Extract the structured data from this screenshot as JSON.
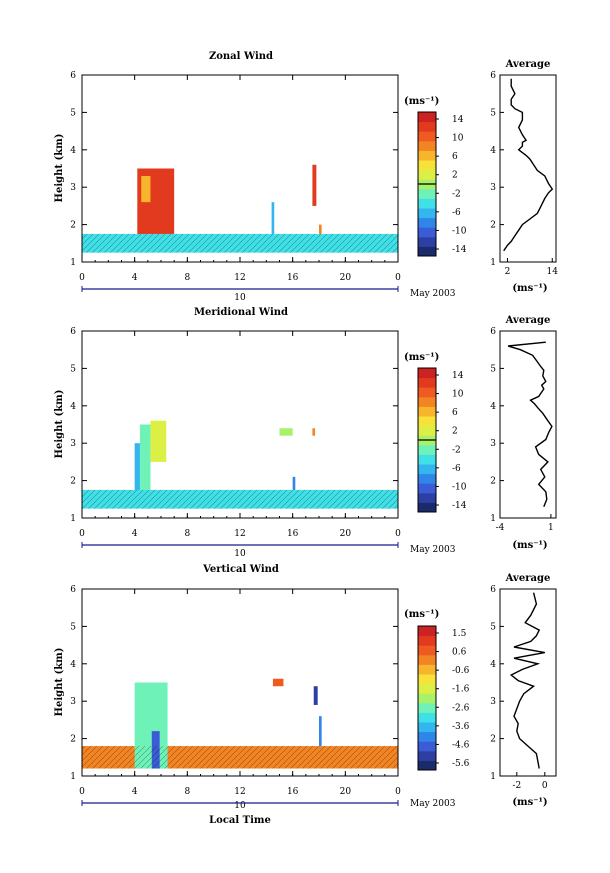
{
  "chart_data": [
    {
      "type": "heatmap",
      "title": "Zonal Wind",
      "ylabel": "Height (km)",
      "ylim": [
        1,
        6
      ],
      "yticks": [
        "1",
        "2",
        "3",
        "4",
        "5",
        "6"
      ],
      "xlim": [
        0,
        24
      ],
      "xticks": [
        "0",
        "4",
        "8",
        "12",
        "16",
        "20",
        "0"
      ],
      "date_day": "10",
      "date_label": "May 2003",
      "colorbar": {
        "unit": "(ms⁻¹)",
        "ticks": [
          "14",
          "10",
          "6",
          "2",
          "-2",
          "-6",
          "-10",
          "-14"
        ],
        "zero_line": "2",
        "range": [
          -16,
          16
        ]
      },
      "bands": [
        {
          "x0": 0,
          "x1": 24,
          "y0": 1.25,
          "y1": 1.75,
          "value": -4
        },
        {
          "x0": 4.2,
          "x1": 7.0,
          "y0": 1.75,
          "y1": 3.5,
          "value": 13
        },
        {
          "x0": 4.5,
          "x1": 5.2,
          "y0": 2.6,
          "y1": 3.3,
          "value": 6
        },
        {
          "x0": 14.4,
          "x1": 14.6,
          "y0": 1.75,
          "y1": 2.6,
          "value": -6
        },
        {
          "x0": 17.5,
          "x1": 17.8,
          "y0": 2.5,
          "y1": 3.6,
          "value": 13
        },
        {
          "x0": 18.0,
          "x1": 18.2,
          "y0": 1.75,
          "y1": 2.0,
          "value": 8
        }
      ],
      "average": {
        "title": "Average",
        "xlabel": "(ms⁻¹)",
        "xticks": [
          "2",
          "14"
        ],
        "xlim": [
          0,
          15
        ],
        "x": [
          1,
          2,
          3,
          4,
          5,
          6,
          8,
          10,
          11,
          12,
          13,
          14,
          13,
          12,
          10,
          9,
          8,
          7,
          5,
          6,
          6,
          7,
          6,
          5,
          6,
          6,
          4,
          3,
          3,
          4,
          3,
          3
        ],
        "y": [
          1.3,
          1.45,
          1.55,
          1.7,
          1.85,
          2.0,
          2.15,
          2.3,
          2.5,
          2.7,
          2.85,
          2.95,
          3.1,
          3.3,
          3.45,
          3.6,
          3.75,
          3.85,
          4.0,
          4.1,
          4.2,
          4.25,
          4.4,
          4.6,
          4.8,
          5.0,
          5.1,
          5.2,
          5.35,
          5.5,
          5.7,
          5.9
        ]
      }
    },
    {
      "type": "heatmap",
      "title": "Meridional Wind",
      "ylabel": "Height (km)",
      "ylim": [
        1,
        6
      ],
      "yticks": [
        "1",
        "2",
        "3",
        "4",
        "5",
        "6"
      ],
      "xlim": [
        0,
        24
      ],
      "xticks": [
        "0",
        "4",
        "8",
        "12",
        "16",
        "20",
        "0"
      ],
      "date_day": "10",
      "date_label": "May 2003",
      "colorbar": {
        "unit": "(ms⁻¹)",
        "ticks": [
          "14",
          "10",
          "6",
          "2",
          "-2",
          "-6",
          "-10",
          "-14"
        ],
        "zero_line": "2",
        "range": [
          -16,
          16
        ]
      },
      "bands": [
        {
          "x0": 0,
          "x1": 24,
          "y0": 1.25,
          "y1": 1.75,
          "value": -4
        },
        {
          "x0": 4.0,
          "x1": 4.4,
          "y0": 1.75,
          "y1": 3.0,
          "value": -8
        },
        {
          "x0": 4.4,
          "x1": 5.2,
          "y0": 1.75,
          "y1": 3.5,
          "value": -2
        },
        {
          "x0": 5.2,
          "x1": 6.4,
          "y0": 2.5,
          "y1": 3.6,
          "value": 3
        },
        {
          "x0": 15.0,
          "x1": 16.0,
          "y0": 3.2,
          "y1": 3.4,
          "value": 1
        },
        {
          "x0": 16.0,
          "x1": 16.2,
          "y0": 1.75,
          "y1": 2.1,
          "value": -10
        },
        {
          "x0": 17.5,
          "x1": 17.7,
          "y0": 3.2,
          "y1": 3.4,
          "value": 10
        }
      ],
      "average": {
        "title": "Average",
        "xlabel": "(ms⁻¹)",
        "xticks": [
          "-4",
          "1"
        ],
        "xlim": [
          -4,
          1.5
        ],
        "x": [
          0.3,
          0.6,
          0.5,
          -0.2,
          0.4,
          0.0,
          0.7,
          -0.2,
          -0.5,
          0.5,
          0.8,
          1.1,
          0.7,
          0.2,
          -0.3,
          -0.6,
          -1.0,
          -0.2,
          0.3,
          0.1,
          0.5,
          0.2,
          0.3,
          0.0,
          -0.4,
          -0.8,
          -2.0,
          -3.2,
          0.5
        ],
        "y": [
          1.3,
          1.5,
          1.7,
          1.9,
          2.1,
          2.3,
          2.5,
          2.7,
          2.9,
          3.1,
          3.3,
          3.45,
          3.6,
          3.8,
          3.95,
          4.05,
          4.15,
          4.25,
          4.45,
          4.55,
          4.65,
          4.8,
          4.95,
          5.05,
          5.2,
          5.35,
          5.5,
          5.6,
          5.7
        ]
      }
    },
    {
      "type": "heatmap",
      "title": "Vertical Wind",
      "xlabel": "Local Time",
      "ylabel": "Height (km)",
      "ylim": [
        1,
        6
      ],
      "yticks": [
        "1",
        "2",
        "3",
        "4",
        "5",
        "6"
      ],
      "xlim": [
        0,
        24
      ],
      "xticks": [
        "0",
        "4",
        "8",
        "12",
        "16",
        "20",
        "0"
      ],
      "date_day": "10",
      "date_label": "May 2003",
      "colorbar": {
        "unit": "(ms⁻¹)",
        "ticks": [
          "1.5",
          "0.6",
          "-0.6",
          "-1.6",
          "-2.6",
          "-3.6",
          "-4.6",
          "-5.6"
        ],
        "zero_line": "",
        "range": [
          -6,
          2
        ]
      },
      "bands": [
        {
          "x0": 0,
          "x1": 24,
          "y0": 1.2,
          "y1": 1.8,
          "value": 0.2
        },
        {
          "x0": 4.0,
          "x1": 6.5,
          "y0": 1.2,
          "y1": 3.5,
          "value": -2.6
        },
        {
          "x0": 5.3,
          "x1": 5.9,
          "y0": 1.2,
          "y1": 2.2,
          "value": -5.0
        },
        {
          "x0": 14.5,
          "x1": 15.3,
          "y0": 3.4,
          "y1": 3.6,
          "value": 0.8
        },
        {
          "x0": 17.6,
          "x1": 17.9,
          "y0": 2.9,
          "y1": 3.4,
          "value": -5.5
        },
        {
          "x0": 18.0,
          "x1": 18.2,
          "y0": 1.8,
          "y1": 2.6,
          "value": -4.2
        }
      ],
      "average": {
        "title": "Average",
        "xlabel": "(ms⁻¹)",
        "xticks": [
          "-2",
          "0"
        ],
        "xlim": [
          -3.2,
          0.8
        ],
        "x": [
          -0.4,
          -0.5,
          -0.6,
          -1.2,
          -1.8,
          -2.0,
          -1.9,
          -2.2,
          -2.0,
          -1.8,
          -1.5,
          -0.8,
          -1.9,
          -2.4,
          -1.6,
          -0.5,
          -2.2,
          0.0,
          -2.2,
          -1.0,
          -0.6,
          -0.4,
          -1.4,
          -1.0,
          -0.6,
          -0.8
        ],
        "y": [
          1.2,
          1.4,
          1.6,
          1.8,
          2.0,
          2.2,
          2.4,
          2.6,
          2.8,
          3.0,
          3.2,
          3.4,
          3.55,
          3.7,
          3.85,
          4.0,
          4.15,
          4.3,
          4.45,
          4.6,
          4.75,
          4.9,
          5.1,
          5.3,
          5.6,
          5.9
        ]
      }
    }
  ]
}
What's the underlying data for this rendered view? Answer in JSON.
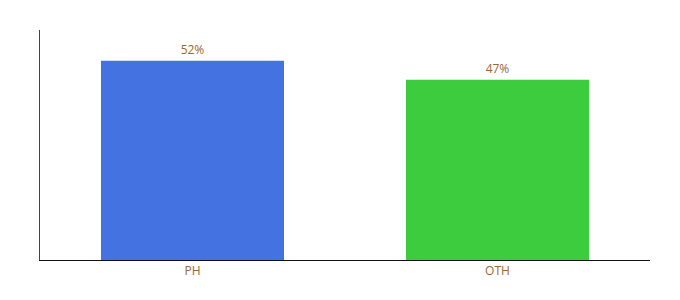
{
  "chart_data": {
    "type": "bar",
    "categories": [
      "PH",
      "OTH"
    ],
    "values": [
      52,
      47
    ],
    "value_labels": [
      "52%",
      "47%"
    ],
    "colors": [
      "#4472e0",
      "#3dcc3d"
    ],
    "ylim": [
      0,
      60
    ],
    "data_labels": true,
    "tick_labels": "x",
    "grid": false
  }
}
=-=-=-=-=
### [Objective]
Reproduce exactly the lines from the one with "What's the underlying" to the bottom of the listing, both ends included, and nothing else. Skip the pictures.

### [Written answer]
What's the underlying data for this rendered view? Answer in JSON.
{
  "chart_data": {
    "type": "bar",
    "categories": [
      "PH",
      "OTH"
    ],
    "values": [
      52,
      47
    ],
    "value_labels": [
      "52%",
      "47%"
    ],
    "colors": [
      "#4472e0",
      "#3dcc3d"
    ],
    "ylim": [
      0,
      60
    ],
    "data_labels": true,
    "tick_labels": "x",
    "grid": false
  }
}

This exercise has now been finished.